## Task directions
Copy out the entries word for word, beginning at the line that contains "Patent image size: (1148, 1369)." and stopping after the line that contains "The closure 4 is at (701, 420).".

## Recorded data
========================

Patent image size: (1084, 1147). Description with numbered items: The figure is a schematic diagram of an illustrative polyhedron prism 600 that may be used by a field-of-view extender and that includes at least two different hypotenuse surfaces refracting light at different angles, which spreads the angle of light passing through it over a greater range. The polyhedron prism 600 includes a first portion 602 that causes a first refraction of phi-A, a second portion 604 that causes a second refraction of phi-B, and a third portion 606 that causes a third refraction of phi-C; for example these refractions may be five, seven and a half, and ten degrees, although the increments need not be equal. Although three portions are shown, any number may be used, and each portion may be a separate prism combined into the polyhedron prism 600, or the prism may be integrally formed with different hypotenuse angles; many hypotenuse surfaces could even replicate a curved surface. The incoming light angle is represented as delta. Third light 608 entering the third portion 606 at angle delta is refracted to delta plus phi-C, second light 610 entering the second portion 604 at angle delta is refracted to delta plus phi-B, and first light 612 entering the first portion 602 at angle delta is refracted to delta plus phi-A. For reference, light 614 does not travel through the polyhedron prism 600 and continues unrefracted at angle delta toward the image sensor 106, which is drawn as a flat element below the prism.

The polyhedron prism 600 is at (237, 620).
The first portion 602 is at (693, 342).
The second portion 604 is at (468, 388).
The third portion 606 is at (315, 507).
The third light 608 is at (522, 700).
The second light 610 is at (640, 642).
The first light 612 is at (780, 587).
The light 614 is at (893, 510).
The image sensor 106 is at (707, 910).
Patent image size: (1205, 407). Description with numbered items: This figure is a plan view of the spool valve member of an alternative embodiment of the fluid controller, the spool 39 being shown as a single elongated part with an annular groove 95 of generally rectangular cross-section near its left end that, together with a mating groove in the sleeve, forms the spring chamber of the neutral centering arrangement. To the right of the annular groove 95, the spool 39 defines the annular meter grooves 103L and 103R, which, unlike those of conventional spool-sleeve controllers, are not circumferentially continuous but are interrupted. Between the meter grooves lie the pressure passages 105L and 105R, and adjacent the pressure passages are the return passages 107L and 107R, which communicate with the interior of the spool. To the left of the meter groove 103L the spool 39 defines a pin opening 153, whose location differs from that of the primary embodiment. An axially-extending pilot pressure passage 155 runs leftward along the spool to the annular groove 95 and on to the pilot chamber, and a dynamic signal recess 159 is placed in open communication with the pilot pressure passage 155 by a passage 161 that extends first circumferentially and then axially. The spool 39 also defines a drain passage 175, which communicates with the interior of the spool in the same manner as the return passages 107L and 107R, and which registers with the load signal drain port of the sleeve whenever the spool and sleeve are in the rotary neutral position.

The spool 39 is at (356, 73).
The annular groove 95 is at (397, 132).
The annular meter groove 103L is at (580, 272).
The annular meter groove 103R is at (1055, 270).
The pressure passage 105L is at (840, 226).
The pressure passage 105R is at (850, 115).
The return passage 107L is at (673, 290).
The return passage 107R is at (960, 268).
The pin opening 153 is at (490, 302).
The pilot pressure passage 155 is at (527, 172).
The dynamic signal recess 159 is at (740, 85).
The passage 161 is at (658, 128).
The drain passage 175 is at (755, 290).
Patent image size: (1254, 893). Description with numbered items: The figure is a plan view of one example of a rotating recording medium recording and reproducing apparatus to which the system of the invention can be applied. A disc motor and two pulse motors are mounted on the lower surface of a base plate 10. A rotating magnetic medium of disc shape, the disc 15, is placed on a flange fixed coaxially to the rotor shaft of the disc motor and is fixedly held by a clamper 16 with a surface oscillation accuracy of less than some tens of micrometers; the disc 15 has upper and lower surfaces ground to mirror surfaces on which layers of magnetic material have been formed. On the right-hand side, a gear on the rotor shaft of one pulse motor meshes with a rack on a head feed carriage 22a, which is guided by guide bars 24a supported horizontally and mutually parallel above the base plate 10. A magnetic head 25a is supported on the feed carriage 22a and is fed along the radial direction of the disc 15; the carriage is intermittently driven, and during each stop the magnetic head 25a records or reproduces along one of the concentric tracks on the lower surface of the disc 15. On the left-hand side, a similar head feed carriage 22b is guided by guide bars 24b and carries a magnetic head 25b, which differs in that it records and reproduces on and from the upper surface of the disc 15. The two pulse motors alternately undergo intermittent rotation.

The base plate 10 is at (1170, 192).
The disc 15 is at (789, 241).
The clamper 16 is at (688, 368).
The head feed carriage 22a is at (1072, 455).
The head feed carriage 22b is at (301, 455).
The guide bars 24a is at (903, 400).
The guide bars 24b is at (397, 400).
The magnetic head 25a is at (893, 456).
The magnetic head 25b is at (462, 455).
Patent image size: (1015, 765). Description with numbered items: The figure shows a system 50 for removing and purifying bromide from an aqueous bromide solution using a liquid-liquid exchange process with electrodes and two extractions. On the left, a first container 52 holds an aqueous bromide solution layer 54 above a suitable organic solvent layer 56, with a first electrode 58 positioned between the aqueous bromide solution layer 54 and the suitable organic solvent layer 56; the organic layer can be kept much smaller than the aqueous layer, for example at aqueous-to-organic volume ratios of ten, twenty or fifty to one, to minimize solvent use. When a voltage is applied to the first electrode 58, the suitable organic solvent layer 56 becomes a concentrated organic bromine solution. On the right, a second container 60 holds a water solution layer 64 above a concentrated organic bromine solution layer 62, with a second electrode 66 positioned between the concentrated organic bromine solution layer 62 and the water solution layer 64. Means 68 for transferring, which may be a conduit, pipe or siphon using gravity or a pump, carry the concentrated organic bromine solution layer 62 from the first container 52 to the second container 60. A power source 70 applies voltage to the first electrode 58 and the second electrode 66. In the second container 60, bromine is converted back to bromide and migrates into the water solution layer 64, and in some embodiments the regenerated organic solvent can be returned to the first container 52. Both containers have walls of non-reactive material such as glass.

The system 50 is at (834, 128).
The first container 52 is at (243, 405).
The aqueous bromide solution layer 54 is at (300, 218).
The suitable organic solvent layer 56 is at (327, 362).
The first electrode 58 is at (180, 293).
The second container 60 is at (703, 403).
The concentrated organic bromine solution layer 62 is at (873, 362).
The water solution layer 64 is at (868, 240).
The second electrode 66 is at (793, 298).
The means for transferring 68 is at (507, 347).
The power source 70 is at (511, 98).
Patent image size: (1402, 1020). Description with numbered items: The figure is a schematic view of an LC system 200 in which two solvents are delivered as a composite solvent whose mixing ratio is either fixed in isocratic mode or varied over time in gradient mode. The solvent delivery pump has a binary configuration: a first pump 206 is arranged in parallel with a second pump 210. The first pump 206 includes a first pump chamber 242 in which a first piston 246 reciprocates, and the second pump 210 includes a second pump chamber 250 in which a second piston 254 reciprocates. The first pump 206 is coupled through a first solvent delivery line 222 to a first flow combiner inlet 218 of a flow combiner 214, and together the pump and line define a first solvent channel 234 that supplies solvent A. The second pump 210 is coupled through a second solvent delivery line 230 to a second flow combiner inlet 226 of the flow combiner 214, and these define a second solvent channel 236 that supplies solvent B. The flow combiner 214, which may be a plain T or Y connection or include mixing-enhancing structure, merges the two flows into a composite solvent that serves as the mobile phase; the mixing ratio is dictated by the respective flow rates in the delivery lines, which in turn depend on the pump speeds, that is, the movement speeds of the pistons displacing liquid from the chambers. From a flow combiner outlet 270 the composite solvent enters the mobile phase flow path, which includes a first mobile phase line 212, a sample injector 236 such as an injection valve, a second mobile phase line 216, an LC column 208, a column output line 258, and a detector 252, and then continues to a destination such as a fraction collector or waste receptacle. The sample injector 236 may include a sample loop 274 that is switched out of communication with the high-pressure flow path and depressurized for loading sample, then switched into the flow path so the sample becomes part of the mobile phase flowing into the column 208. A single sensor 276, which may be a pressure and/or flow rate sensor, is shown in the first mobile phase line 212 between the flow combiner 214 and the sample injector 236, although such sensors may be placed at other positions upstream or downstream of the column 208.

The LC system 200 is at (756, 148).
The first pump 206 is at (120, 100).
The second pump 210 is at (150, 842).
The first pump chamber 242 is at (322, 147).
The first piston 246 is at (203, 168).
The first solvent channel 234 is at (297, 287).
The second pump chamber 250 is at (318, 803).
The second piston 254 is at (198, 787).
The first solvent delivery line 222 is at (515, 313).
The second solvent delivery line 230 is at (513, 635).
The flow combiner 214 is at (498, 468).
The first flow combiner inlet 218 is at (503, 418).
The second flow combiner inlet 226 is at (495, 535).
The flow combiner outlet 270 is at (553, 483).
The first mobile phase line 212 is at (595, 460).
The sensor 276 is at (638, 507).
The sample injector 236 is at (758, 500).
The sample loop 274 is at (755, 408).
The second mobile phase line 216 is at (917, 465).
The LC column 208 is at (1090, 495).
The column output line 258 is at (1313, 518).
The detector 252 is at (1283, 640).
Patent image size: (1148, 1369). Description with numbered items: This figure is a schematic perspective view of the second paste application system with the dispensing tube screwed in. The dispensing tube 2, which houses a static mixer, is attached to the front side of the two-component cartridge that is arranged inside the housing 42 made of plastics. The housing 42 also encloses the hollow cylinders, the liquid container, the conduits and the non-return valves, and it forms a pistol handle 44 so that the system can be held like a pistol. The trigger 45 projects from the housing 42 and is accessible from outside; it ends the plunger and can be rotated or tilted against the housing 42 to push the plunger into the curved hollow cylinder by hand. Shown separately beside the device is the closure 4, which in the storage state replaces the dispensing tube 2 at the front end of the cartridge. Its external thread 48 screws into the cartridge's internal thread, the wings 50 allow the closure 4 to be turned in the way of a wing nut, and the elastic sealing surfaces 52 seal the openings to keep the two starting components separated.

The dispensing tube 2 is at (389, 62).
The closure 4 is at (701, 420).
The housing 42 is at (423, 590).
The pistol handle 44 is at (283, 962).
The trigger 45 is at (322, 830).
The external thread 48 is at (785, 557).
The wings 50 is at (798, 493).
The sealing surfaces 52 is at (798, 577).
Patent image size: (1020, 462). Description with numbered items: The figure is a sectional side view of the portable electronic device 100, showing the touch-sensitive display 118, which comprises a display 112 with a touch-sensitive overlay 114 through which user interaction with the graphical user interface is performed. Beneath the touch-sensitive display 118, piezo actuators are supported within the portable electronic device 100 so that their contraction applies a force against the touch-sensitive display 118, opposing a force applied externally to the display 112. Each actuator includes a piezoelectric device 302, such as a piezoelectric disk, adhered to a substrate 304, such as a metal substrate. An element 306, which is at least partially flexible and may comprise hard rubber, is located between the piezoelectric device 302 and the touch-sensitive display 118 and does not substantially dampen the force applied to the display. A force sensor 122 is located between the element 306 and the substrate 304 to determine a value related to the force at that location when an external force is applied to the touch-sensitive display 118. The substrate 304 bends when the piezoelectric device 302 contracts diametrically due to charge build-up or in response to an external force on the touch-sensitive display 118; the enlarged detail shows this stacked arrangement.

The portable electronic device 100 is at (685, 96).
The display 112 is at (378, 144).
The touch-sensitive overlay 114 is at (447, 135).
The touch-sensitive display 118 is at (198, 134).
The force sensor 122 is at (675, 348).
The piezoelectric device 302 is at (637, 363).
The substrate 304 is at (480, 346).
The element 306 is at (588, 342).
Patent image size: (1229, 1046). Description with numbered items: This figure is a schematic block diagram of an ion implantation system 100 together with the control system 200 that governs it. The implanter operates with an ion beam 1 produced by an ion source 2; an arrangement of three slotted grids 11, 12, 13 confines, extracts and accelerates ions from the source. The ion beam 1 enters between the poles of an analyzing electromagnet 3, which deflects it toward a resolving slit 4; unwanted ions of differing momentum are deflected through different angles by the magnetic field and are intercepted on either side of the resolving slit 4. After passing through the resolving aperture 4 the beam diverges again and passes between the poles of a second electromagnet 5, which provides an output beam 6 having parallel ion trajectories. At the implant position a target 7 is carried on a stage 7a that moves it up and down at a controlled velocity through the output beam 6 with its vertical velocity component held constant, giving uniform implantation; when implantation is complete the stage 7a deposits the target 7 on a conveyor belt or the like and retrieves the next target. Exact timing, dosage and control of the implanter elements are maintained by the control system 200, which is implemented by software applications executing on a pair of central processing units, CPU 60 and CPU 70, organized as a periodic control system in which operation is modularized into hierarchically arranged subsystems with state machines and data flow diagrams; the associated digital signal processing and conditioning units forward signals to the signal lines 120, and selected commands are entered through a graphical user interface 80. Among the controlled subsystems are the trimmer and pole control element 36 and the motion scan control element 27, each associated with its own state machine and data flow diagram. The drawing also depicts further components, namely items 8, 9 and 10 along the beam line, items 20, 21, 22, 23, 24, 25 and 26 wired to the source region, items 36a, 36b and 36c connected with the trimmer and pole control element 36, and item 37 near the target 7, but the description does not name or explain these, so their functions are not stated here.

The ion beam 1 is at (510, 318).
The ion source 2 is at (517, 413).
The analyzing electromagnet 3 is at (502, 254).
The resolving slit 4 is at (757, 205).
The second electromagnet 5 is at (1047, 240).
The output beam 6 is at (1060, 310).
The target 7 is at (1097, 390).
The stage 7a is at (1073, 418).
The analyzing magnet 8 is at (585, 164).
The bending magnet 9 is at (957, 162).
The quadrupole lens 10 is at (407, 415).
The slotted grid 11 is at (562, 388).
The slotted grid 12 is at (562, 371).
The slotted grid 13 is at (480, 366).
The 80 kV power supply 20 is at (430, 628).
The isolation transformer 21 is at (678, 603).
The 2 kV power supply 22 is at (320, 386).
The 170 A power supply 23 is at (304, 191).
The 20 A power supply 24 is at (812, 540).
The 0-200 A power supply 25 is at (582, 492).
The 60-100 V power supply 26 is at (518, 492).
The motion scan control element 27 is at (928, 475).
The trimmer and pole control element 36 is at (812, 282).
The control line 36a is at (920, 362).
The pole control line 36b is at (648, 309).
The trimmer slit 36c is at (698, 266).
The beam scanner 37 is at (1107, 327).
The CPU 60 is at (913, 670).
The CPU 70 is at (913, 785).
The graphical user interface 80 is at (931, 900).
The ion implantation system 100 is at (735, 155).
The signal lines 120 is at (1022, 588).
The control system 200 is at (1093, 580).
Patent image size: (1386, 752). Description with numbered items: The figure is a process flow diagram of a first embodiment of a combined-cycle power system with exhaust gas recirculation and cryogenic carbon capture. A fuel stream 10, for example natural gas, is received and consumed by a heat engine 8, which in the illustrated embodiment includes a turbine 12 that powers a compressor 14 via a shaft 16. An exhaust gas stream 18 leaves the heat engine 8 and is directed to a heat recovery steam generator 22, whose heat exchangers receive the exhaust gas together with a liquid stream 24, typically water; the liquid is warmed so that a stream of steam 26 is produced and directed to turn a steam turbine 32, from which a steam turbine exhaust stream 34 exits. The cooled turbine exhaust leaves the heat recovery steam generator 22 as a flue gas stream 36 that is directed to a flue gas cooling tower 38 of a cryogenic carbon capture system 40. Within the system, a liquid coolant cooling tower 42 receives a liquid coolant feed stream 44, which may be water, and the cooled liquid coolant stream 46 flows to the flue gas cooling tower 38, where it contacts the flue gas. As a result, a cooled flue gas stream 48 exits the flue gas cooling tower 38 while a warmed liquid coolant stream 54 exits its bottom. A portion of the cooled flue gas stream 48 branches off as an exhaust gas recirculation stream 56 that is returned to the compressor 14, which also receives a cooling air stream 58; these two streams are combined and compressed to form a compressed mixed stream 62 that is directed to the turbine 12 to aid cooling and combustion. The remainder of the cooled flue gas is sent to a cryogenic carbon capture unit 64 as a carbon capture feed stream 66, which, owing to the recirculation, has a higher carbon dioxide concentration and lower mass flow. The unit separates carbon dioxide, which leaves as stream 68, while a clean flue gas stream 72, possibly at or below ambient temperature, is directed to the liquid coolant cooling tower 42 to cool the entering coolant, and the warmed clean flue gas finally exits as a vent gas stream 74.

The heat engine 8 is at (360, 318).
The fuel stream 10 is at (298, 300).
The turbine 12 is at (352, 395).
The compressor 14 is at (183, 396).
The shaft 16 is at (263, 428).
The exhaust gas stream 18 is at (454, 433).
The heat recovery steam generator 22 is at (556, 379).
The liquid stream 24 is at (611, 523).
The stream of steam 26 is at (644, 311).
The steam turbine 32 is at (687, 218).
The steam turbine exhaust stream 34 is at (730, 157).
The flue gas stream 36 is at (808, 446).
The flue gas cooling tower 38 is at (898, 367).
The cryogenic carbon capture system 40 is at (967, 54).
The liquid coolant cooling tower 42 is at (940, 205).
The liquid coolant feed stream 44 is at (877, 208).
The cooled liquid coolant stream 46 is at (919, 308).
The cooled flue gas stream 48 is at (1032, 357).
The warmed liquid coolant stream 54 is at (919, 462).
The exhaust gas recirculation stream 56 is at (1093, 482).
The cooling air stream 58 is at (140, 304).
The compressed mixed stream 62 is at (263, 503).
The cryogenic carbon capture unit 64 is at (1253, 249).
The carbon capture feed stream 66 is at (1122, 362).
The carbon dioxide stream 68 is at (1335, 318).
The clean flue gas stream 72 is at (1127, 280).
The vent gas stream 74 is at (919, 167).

========================

## Task solution
Patent image size: (1148, 1369). Description with numbered items: This figure is a schematic perspective view of the second paste application system with the dispensing tube screwed in. The dispensing tube 2, which houses a static mixer, is attached to the front side of the two-component cartridge that is arranged inside the housing 42 made of plastics. The housing 42 also encloses the hollow cylinders, the liquid container, the conduits and the non-return valves, and it forms a pistol handle 44 so that the system can be held like a pistol. The trigger 45 projects from the housing 42 and is accessible from outside; it ends the plunger and can be rotated or tilted against the housing 42 to push the plunger into the curved hollow cylinder by hand. Shown separately beside the device is the closure 4, which in the storage state replaces the dispensing tube 2 at the front end of the cartridge. Its external thread 48 screws into the cartridge's internal thread, the wings 50 allow the closure 4 to be turned in the way of a wing nut, and the elastic sealing surfaces 52 seal the openings to keep the two starting components separated.

The dispensing tube 2 is at (389, 62).
The closure 4 is at (701, 420).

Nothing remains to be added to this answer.